OBJECTIVE :: Reproduce every line of the material below, unchanged and in the same order.

GIVEN ENTRIES ::
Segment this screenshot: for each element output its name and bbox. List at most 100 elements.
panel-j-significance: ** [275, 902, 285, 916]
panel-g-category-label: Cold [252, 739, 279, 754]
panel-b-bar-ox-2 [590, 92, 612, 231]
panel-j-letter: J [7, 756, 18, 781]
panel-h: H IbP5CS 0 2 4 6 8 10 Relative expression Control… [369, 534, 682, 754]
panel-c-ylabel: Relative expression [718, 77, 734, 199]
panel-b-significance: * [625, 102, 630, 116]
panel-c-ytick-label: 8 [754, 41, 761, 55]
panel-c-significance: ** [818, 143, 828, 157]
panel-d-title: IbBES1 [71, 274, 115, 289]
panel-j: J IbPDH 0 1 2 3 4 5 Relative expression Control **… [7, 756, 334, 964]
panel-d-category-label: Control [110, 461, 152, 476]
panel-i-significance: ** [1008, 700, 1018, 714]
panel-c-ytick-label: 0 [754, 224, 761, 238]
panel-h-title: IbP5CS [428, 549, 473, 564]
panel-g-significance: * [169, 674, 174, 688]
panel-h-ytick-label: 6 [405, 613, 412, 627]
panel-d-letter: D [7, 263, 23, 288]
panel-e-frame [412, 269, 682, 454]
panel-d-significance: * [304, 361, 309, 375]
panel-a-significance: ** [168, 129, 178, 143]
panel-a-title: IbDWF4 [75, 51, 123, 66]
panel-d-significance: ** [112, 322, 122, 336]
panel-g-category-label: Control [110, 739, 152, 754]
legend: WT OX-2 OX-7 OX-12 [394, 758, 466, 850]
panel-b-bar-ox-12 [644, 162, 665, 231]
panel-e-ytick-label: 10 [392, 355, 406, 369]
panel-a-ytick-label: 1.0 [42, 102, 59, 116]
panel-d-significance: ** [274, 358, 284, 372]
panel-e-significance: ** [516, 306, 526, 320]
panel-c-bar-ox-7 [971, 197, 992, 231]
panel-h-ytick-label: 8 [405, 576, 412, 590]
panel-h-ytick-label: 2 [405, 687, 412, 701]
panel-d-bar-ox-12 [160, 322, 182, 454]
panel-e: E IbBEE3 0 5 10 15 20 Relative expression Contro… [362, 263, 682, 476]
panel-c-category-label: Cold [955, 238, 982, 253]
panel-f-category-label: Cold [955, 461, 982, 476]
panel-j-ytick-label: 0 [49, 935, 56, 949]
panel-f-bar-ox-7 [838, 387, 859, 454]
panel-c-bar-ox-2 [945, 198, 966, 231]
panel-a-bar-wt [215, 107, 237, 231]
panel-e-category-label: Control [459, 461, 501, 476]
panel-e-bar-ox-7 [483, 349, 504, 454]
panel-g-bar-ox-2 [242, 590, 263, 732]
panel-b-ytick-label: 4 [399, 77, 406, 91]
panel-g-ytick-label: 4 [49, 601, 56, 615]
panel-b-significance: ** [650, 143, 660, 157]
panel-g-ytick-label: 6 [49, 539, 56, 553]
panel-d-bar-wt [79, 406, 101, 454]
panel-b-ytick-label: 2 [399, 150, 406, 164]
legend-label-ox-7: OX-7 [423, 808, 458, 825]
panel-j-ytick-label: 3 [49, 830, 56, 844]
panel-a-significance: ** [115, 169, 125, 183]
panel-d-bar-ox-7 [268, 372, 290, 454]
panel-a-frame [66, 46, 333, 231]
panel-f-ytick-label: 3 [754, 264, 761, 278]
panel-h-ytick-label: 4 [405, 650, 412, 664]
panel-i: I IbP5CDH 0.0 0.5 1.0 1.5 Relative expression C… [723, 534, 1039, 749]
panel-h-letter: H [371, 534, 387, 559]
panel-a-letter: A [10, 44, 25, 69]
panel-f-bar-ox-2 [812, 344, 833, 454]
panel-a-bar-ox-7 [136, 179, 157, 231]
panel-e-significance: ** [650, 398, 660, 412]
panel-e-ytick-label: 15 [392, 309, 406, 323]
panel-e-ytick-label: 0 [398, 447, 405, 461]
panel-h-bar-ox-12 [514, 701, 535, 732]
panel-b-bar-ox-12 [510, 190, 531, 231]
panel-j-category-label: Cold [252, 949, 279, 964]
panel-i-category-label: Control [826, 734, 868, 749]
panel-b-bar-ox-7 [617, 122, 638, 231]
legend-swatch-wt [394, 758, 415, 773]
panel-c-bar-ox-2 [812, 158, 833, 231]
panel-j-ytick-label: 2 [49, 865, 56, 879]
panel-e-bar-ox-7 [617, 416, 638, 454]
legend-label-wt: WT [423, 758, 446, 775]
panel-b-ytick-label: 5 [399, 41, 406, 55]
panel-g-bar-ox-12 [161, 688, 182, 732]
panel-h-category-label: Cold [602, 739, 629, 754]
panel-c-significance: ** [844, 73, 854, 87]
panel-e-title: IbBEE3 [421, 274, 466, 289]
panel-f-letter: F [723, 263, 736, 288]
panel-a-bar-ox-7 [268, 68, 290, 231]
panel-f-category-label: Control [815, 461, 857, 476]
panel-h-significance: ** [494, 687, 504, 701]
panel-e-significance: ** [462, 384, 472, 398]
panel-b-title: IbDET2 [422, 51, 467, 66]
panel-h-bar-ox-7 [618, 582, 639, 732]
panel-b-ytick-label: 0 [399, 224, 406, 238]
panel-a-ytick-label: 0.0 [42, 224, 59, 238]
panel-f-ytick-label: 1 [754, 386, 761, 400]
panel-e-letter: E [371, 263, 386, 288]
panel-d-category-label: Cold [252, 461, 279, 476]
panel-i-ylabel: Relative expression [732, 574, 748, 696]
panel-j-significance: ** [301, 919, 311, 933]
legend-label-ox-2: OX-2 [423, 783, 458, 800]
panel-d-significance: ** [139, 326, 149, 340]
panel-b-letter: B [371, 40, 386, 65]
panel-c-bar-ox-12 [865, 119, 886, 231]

SOLUTION ::
Segment this screenshot: for each element output its name and bbox. List at most 100 elements.
panel-j-significance: ** [275, 902, 285, 916]
panel-g-category-label: Cold [252, 739, 279, 754]
panel-b-bar-ox-2 [590, 92, 612, 231]
panel-j-letter: J [7, 756, 18, 781]
panel-h: H IbP5CS 0 2 4 6 8 10 Relative expression Control… [369, 534, 682, 754]
panel-c-ylabel: Relative expression [718, 77, 734, 199]
panel-b-significance: * [625, 102, 630, 116]
panel-c-ytick-label: 8 [754, 41, 761, 55]
panel-c-significance: ** [818, 143, 828, 157]
panel-d-title: IbBES1 [71, 274, 115, 289]
panel-j: J IbPDH 0 1 2 3 4 5 Relative expression Control **… [7, 756, 334, 964]
panel-d-category-label: Control [110, 461, 152, 476]
panel-i-significance: ** [1008, 700, 1018, 714]
panel-c-ytick-label: 0 [754, 224, 761, 238]
panel-h-title: IbP5CS [428, 549, 473, 564]
panel-g-significance: * [169, 674, 174, 688]
panel-h-ytick-label: 6 [405, 613, 412, 627]
panel-d-letter: D [7, 263, 23, 288]
panel-e-frame [412, 269, 682, 454]
panel-d-significance: * [304, 361, 309, 375]
panel-a-significance: ** [168, 129, 178, 143]
panel-a-title: IbDWF4 [75, 51, 123, 66]
panel-d-significance: ** [112, 322, 122, 336]
panel-g-category-label: Control [110, 739, 152, 754]
legend: WT OX-2 OX-7 OX-12 [394, 758, 466, 850]
panel-b-bar-ox-12 [644, 162, 665, 231]
panel-e-ytick-label: 10 [392, 355, 406, 369]
panel-a-ytick-label: 1.0 [42, 102, 59, 116]
panel-d-significance: ** [274, 358, 284, 372]
panel-e-significance: ** [516, 306, 526, 320]
panel-c-bar-ox-7 [971, 197, 992, 231]
panel-h-ytick-label: 8 [405, 576, 412, 590]
panel-h-ytick-label: 2 [405, 687, 412, 701]
panel-d-bar-ox-12 [160, 322, 182, 454]
panel-e: E IbBEE3 0 5 10 15 20 Relative expression Contro… [362, 263, 682, 476]
panel-c-category-label: Cold [955, 238, 982, 253]
panel-f-category-label: Cold [955, 461, 982, 476]
panel-j-ytick-label: 0 [49, 935, 56, 949]
panel-f-bar-ox-7 [838, 387, 859, 454]
panel-c-bar-ox-2 [945, 198, 966, 231]
panel-a-bar-wt [215, 107, 237, 231]
panel-e-category-label: Control [459, 461, 501, 476]
panel-e-bar-ox-7 [483, 349, 504, 454]
panel-g-bar-ox-2 [242, 590, 263, 732]
panel-b-ytick-label: 4 [399, 77, 406, 91]
panel-g-ytick-label: 4 [49, 601, 56, 615]
panel-b-significance: ** [650, 143, 660, 157]
panel-g-ytick-label: 6 [49, 539, 56, 553]
panel-d-bar-wt [79, 406, 101, 454]
panel-b-ytick-label: 2 [399, 150, 406, 164]
legend-label-ox-7: OX-7 [423, 808, 458, 825]
panel-j-ytick-label: 3 [49, 830, 56, 844]
panel-a-significance: ** [115, 169, 125, 183]
panel-d-bar-ox-7 [268, 372, 290, 454]
panel-a-frame [66, 46, 333, 231]
panel-f-ytick-label: 3 [754, 264, 761, 278]
panel-h-ytick-label: 4 [405, 650, 412, 664]
panel-i: I IbP5CDH 0.0 0.5 1.0 1.5 Relative expression C… [723, 534, 1039, 749]
panel-h-letter: H [371, 534, 387, 559]
panel-a-letter: A [10, 44, 25, 69]
panel-f-bar-ox-2 [812, 344, 833, 454]
panel-a-bar-ox-7 [136, 179, 157, 231]
panel-e-significance: ** [650, 398, 660, 412]
panel-e-ytick-label: 15 [392, 309, 406, 323]
panel-e-ytick-label: 0 [398, 447, 405, 461]
panel-h-bar-ox-12 [514, 701, 535, 732]
panel-b-bar-ox-12 [510, 190, 531, 231]
panel-j-category-label: Cold [252, 949, 279, 964]
panel-i-category-label: Control [826, 734, 868, 749]
panel-b-bar-ox-7 [617, 122, 638, 231]
legend-swatch-wt [394, 758, 415, 773]
panel-c-bar-ox-2 [812, 158, 833, 231]
panel-j-ytick-label: 2 [49, 865, 56, 879]
panel-e-bar-ox-7 [617, 416, 638, 454]
legend-label-wt: WT [423, 758, 446, 775]
panel-b-ytick-label: 5 [399, 41, 406, 55]
panel-g-bar-ox-12 [161, 688, 182, 732]
panel-h-category-label: Cold [602, 739, 629, 754]
panel-c-significance: ** [844, 73, 854, 87]
panel-e-title: IbBEE3 [421, 274, 466, 289]
panel-f-letter: F [723, 263, 736, 288]
panel-a-bar-ox-7 [268, 68, 290, 231]
panel-f-category-label: Control [815, 461, 857, 476]
panel-h-significance: ** [494, 687, 504, 701]
panel-e-significance: ** [462, 384, 472, 398]
panel-b-title: IbDET2 [422, 51, 467, 66]
panel-h-bar-ox-7 [618, 582, 639, 732]
panel-b-ytick-label: 0 [399, 224, 406, 238]
panel-a-ytick-label: 0.0 [42, 224, 59, 238]
panel-f-ytick-label: 1 [754, 386, 761, 400]
panel-e-letter: E [371, 263, 386, 288]
panel-d-category-label: Cold [252, 461, 279, 476]
panel-i-ylabel: Relative expression [732, 574, 748, 696]
panel-j-significance: ** [301, 919, 311, 933]
legend-label-ox-2: OX-2 [423, 783, 458, 800]
panel-d-significance: ** [139, 326, 149, 340]
panel-b-letter: B [371, 40, 386, 65]
panel-c-bar-ox-12 [865, 119, 886, 231]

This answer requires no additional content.